Check each line of the listing for the word "配置文件" and report how many lines contain it, giving nothing but the number.

==== Records to use ====

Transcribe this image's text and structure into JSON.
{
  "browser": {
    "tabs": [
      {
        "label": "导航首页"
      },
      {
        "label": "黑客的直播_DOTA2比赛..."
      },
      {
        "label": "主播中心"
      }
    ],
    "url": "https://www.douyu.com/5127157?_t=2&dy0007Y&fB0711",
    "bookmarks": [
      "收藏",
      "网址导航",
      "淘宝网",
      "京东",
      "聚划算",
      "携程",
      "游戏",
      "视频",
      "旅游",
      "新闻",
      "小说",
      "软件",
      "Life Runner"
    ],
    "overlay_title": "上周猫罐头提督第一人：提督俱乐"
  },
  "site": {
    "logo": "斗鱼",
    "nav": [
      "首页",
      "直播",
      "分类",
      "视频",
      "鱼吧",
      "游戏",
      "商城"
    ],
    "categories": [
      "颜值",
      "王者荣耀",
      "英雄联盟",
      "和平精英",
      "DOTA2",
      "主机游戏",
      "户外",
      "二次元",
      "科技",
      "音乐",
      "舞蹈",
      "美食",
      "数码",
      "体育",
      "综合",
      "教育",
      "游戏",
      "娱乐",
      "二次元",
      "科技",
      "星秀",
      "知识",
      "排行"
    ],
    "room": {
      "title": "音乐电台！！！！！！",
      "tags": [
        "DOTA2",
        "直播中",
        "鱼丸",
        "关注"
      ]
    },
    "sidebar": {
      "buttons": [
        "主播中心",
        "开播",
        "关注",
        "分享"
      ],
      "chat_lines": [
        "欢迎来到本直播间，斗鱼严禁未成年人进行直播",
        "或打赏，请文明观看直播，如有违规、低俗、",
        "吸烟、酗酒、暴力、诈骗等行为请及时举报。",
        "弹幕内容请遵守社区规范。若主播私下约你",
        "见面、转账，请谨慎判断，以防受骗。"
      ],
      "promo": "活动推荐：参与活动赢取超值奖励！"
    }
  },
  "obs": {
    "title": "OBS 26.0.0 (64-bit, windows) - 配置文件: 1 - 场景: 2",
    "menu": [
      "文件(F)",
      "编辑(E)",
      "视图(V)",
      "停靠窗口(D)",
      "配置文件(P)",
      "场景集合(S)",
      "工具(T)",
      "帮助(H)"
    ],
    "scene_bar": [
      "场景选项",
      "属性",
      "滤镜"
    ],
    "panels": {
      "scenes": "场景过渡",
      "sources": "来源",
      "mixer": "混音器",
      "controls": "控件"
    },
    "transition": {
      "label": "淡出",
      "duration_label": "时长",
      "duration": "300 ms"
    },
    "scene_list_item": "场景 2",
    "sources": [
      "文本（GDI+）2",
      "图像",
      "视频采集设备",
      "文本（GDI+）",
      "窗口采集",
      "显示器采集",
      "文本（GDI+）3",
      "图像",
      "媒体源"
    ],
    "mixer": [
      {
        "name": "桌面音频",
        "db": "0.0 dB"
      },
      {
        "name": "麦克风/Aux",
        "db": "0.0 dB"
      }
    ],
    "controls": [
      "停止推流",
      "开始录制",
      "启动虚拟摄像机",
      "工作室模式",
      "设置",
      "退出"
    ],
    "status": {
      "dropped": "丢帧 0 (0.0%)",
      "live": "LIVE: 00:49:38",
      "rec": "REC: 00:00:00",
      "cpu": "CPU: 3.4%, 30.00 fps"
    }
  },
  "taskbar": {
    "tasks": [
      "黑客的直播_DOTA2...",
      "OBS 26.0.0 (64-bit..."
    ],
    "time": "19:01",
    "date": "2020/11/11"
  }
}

====

▶ **Solution for this task**
2